(STATED TASK):
Return the lines below that carry the word "повышения".

------ THE DATA

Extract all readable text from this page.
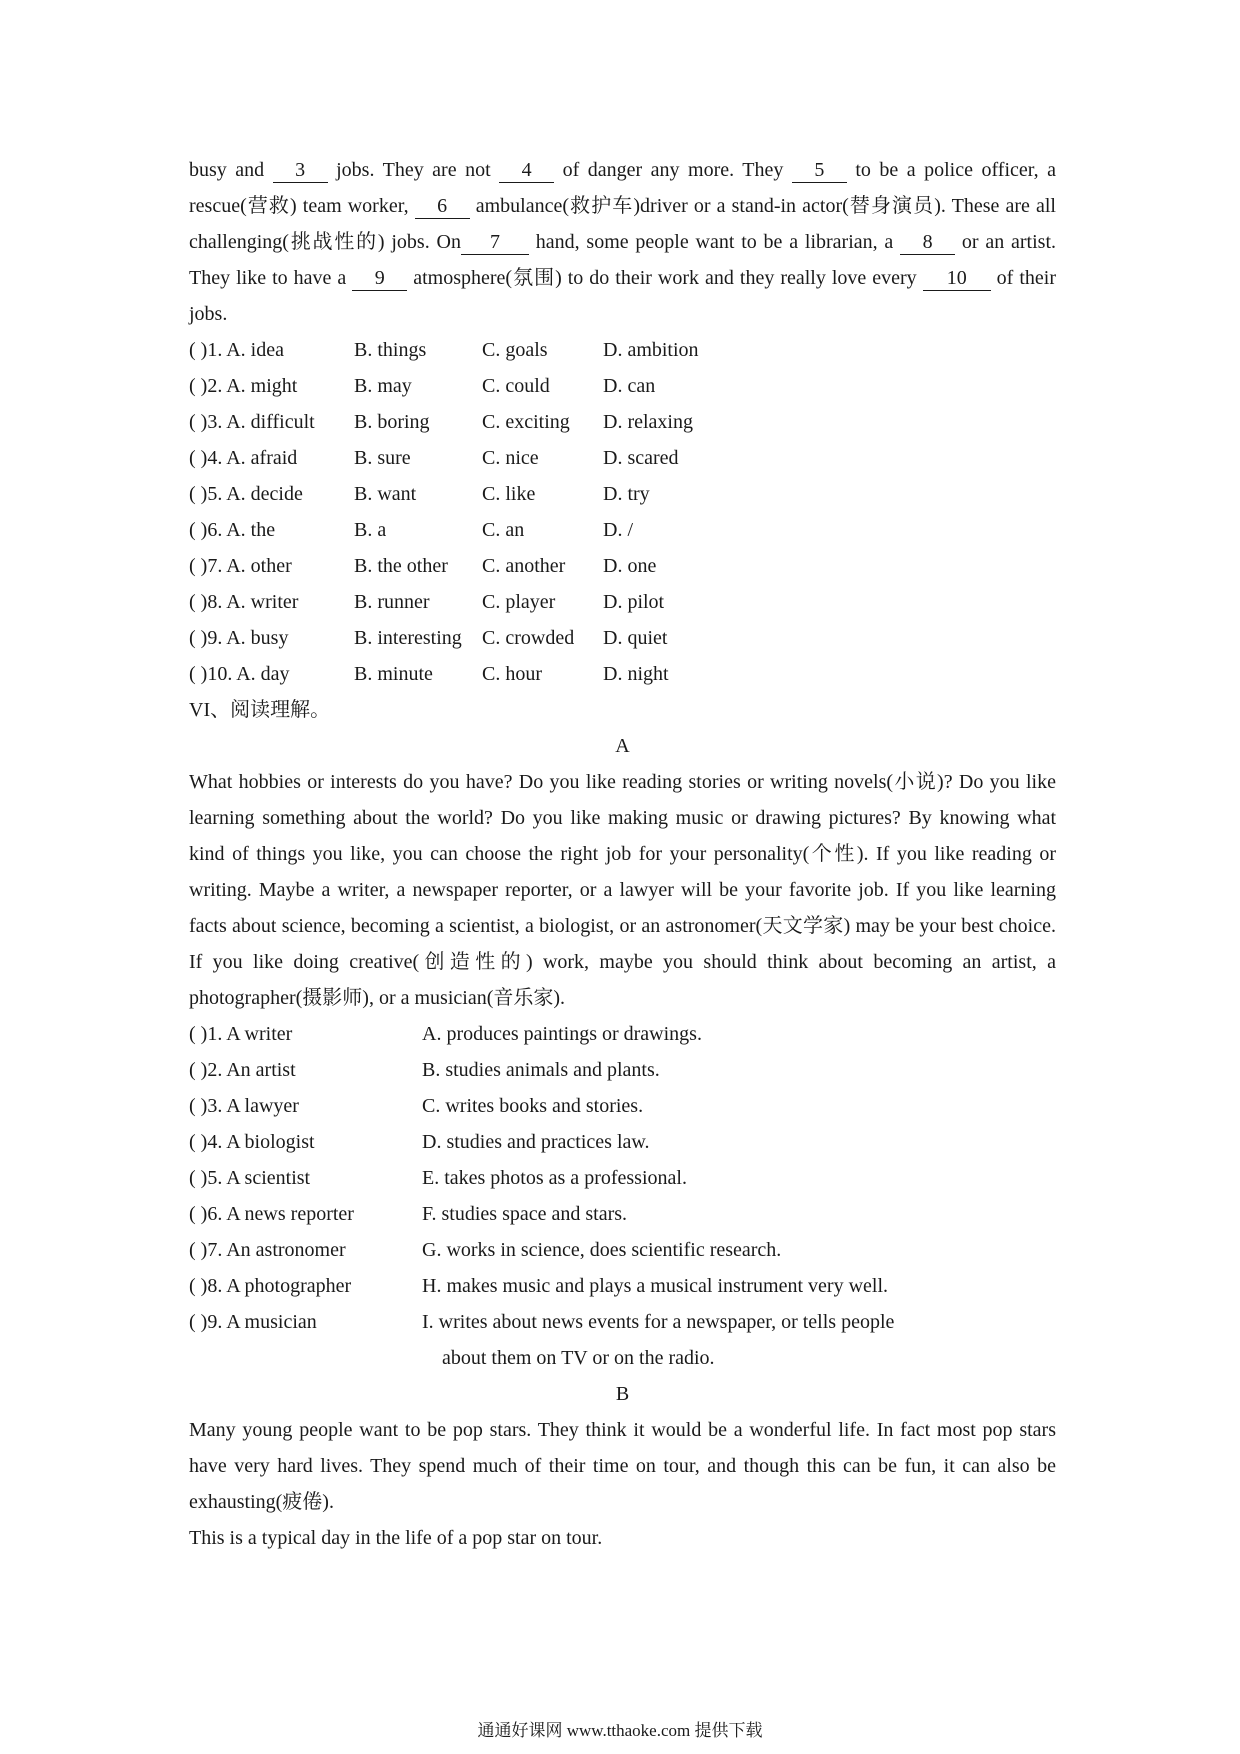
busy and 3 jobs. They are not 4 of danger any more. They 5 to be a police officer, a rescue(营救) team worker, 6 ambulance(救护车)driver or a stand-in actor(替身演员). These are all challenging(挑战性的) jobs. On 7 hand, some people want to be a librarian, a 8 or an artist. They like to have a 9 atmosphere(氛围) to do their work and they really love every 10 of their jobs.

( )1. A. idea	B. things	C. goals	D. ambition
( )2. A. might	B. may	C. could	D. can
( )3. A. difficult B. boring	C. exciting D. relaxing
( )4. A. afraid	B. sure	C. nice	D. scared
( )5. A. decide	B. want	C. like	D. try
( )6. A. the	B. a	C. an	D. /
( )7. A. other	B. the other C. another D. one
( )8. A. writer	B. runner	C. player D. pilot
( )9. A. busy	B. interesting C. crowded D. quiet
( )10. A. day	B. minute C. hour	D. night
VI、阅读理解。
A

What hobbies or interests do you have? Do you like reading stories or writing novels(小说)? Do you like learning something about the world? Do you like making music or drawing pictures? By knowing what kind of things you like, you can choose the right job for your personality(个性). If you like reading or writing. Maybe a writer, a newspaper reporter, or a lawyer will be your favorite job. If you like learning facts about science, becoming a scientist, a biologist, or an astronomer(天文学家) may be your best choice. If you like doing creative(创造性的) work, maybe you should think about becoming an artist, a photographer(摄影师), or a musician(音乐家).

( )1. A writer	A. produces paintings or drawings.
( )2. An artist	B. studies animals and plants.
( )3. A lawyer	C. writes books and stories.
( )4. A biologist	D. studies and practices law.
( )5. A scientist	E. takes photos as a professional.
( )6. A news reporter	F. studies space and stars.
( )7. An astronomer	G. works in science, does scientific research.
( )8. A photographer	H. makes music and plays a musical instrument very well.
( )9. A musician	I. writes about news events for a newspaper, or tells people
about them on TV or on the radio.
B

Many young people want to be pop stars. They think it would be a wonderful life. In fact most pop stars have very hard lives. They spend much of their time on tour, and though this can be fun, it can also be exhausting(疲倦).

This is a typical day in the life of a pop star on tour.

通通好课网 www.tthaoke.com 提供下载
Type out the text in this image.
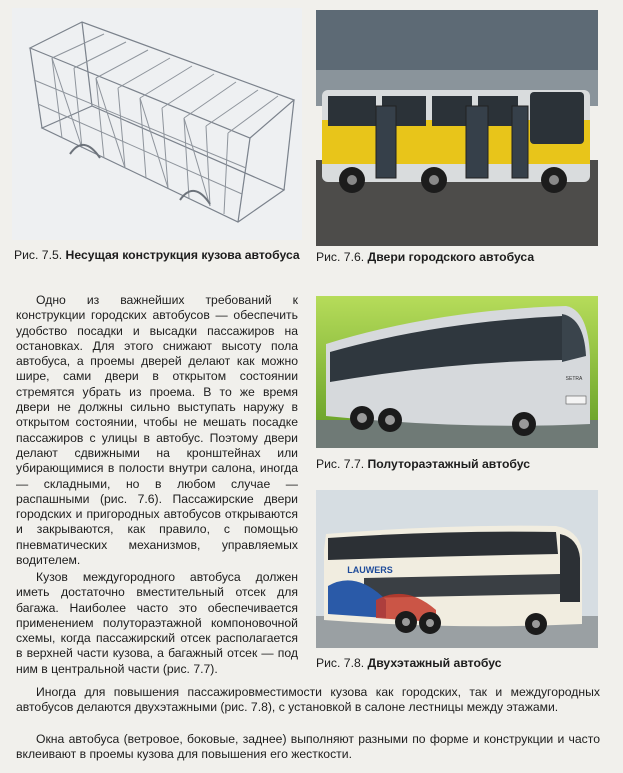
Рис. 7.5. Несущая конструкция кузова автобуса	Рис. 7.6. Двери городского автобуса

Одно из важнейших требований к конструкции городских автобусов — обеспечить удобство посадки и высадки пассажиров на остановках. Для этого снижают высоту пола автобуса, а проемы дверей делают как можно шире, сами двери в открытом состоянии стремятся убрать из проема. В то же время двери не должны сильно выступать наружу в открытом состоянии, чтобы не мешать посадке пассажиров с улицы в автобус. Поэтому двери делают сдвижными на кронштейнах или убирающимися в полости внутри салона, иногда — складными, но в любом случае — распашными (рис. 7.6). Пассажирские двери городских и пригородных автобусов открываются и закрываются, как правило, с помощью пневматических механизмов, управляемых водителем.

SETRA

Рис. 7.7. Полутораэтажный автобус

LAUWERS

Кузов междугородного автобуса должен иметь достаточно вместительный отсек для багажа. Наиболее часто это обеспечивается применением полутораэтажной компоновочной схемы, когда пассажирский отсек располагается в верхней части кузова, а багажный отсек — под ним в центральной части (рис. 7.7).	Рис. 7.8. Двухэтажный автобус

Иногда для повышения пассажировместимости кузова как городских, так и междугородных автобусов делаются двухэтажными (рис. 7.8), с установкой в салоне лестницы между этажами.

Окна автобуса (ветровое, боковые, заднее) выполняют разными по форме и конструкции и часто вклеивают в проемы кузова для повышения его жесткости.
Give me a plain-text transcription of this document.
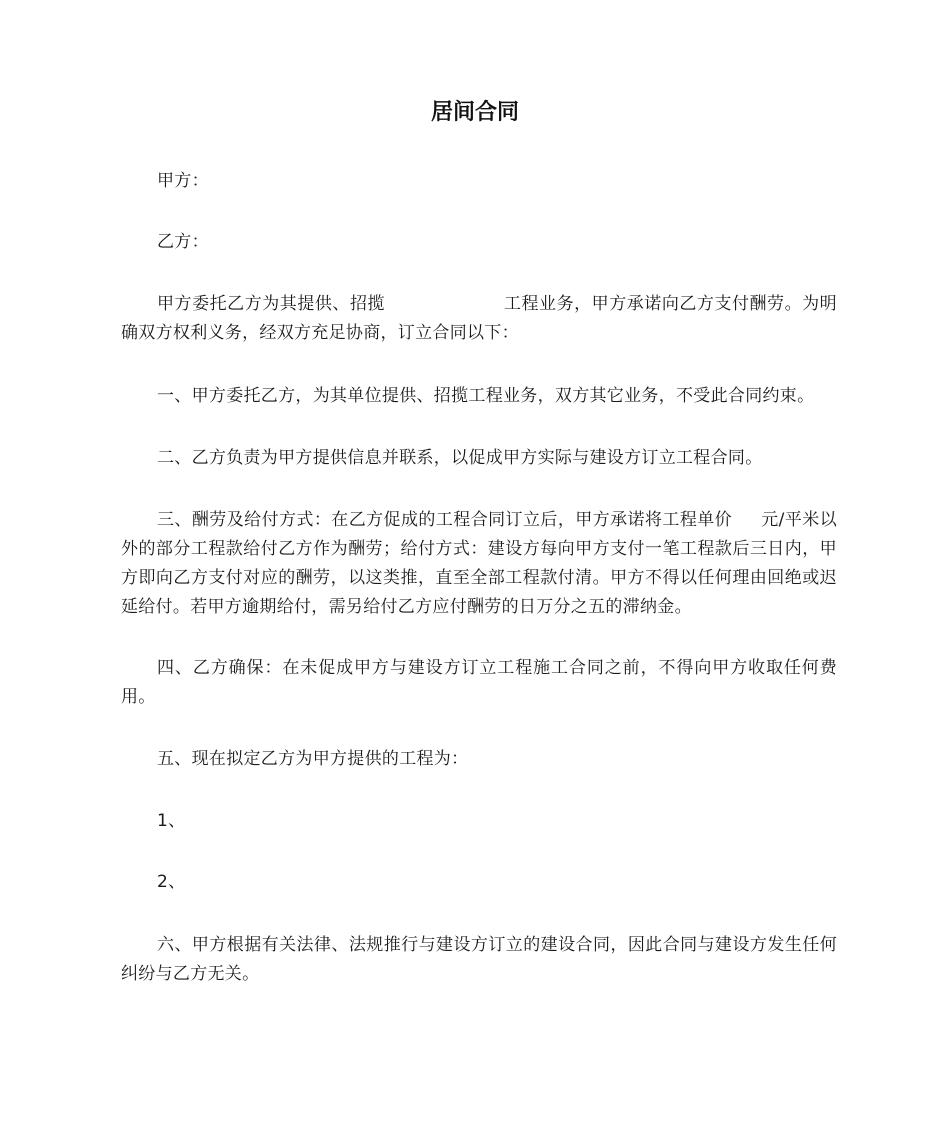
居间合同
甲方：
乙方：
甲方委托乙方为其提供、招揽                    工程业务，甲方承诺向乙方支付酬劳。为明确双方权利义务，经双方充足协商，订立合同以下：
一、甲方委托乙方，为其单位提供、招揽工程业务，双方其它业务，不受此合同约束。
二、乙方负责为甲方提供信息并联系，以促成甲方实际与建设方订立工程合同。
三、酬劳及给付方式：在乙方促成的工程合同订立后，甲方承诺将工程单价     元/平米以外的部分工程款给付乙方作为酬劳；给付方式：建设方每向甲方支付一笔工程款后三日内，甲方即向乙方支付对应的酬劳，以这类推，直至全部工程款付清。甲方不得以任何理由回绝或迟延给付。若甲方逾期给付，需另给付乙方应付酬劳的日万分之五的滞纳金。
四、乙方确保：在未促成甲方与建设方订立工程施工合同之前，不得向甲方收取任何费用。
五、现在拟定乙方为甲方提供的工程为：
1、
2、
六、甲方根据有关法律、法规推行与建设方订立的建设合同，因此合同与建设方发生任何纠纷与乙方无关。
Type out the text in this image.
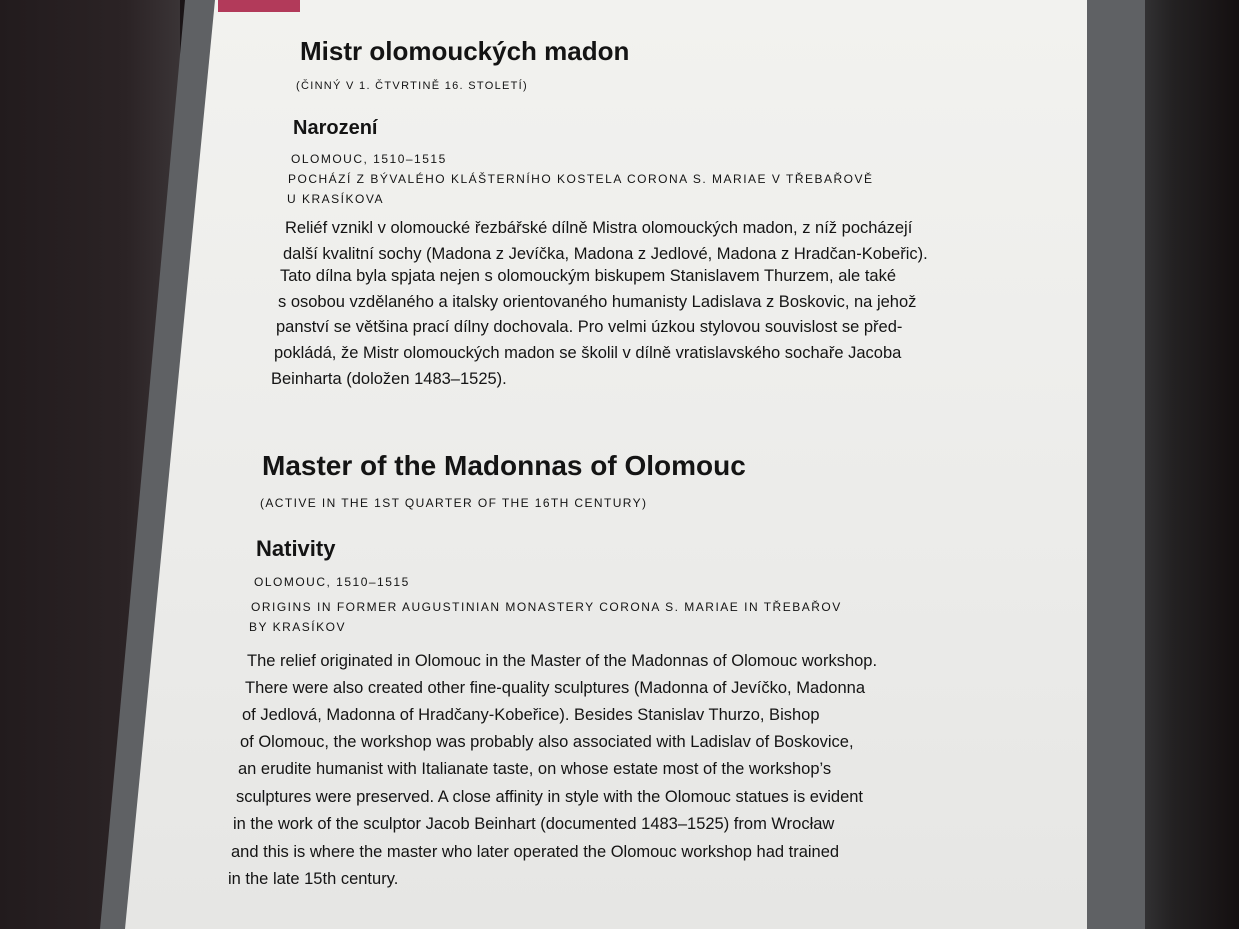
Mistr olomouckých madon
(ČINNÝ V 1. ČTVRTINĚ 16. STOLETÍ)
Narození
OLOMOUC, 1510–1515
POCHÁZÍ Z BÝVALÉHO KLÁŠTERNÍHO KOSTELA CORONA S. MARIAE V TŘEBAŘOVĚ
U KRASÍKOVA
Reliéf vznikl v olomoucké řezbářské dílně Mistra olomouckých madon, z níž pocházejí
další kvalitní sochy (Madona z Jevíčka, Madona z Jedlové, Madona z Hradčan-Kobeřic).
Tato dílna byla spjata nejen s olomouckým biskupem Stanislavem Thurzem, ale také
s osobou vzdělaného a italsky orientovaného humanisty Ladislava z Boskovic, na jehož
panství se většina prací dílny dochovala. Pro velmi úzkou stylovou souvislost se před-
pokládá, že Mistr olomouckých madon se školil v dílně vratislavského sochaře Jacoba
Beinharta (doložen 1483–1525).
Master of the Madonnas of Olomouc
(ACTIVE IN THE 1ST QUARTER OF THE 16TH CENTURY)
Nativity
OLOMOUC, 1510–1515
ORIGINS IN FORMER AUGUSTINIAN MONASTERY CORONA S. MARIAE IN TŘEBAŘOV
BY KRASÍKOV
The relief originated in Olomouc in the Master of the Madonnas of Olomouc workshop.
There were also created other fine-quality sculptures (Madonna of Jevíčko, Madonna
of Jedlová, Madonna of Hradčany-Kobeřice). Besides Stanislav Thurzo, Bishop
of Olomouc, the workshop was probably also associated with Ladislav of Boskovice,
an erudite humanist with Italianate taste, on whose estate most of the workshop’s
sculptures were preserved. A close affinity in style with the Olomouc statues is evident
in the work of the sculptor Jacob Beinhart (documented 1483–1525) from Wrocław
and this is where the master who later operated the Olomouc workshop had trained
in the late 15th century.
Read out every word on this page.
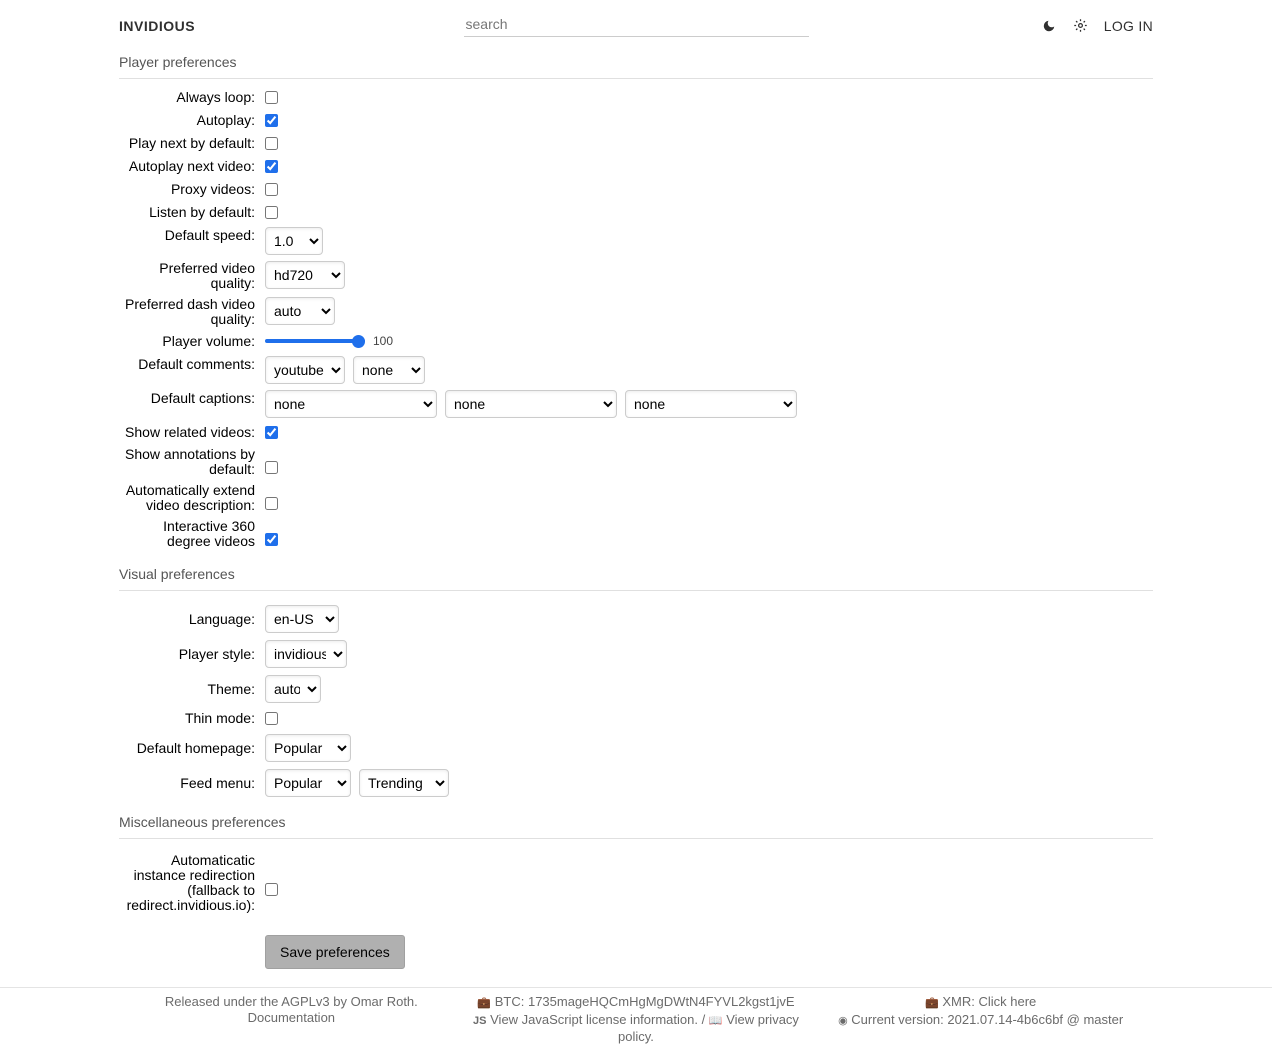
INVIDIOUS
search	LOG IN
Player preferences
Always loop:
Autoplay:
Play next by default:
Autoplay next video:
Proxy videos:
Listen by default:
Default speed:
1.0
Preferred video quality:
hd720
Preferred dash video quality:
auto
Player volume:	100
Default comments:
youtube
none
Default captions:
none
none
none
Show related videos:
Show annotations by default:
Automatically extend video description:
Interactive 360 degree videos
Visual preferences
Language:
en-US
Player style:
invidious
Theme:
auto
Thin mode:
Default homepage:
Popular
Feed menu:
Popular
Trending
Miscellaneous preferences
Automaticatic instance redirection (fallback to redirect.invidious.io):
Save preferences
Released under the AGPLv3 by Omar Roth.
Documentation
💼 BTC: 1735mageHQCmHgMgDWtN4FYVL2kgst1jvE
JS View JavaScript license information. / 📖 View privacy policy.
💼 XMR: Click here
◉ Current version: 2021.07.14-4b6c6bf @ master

------------

(RESULT BELOW):
Иногда для повышения пассажировместимости кузова как городских, так и междугородных автобусов делаются двухэтажными (рис. 7.8), с установкой в салоне лестницы между этажами.
Окна автобуса (ветровое, боковые, заднее) выполняют разными по форме и конструкции и часто вклеивают в проемы кузова для повышения его жесткости.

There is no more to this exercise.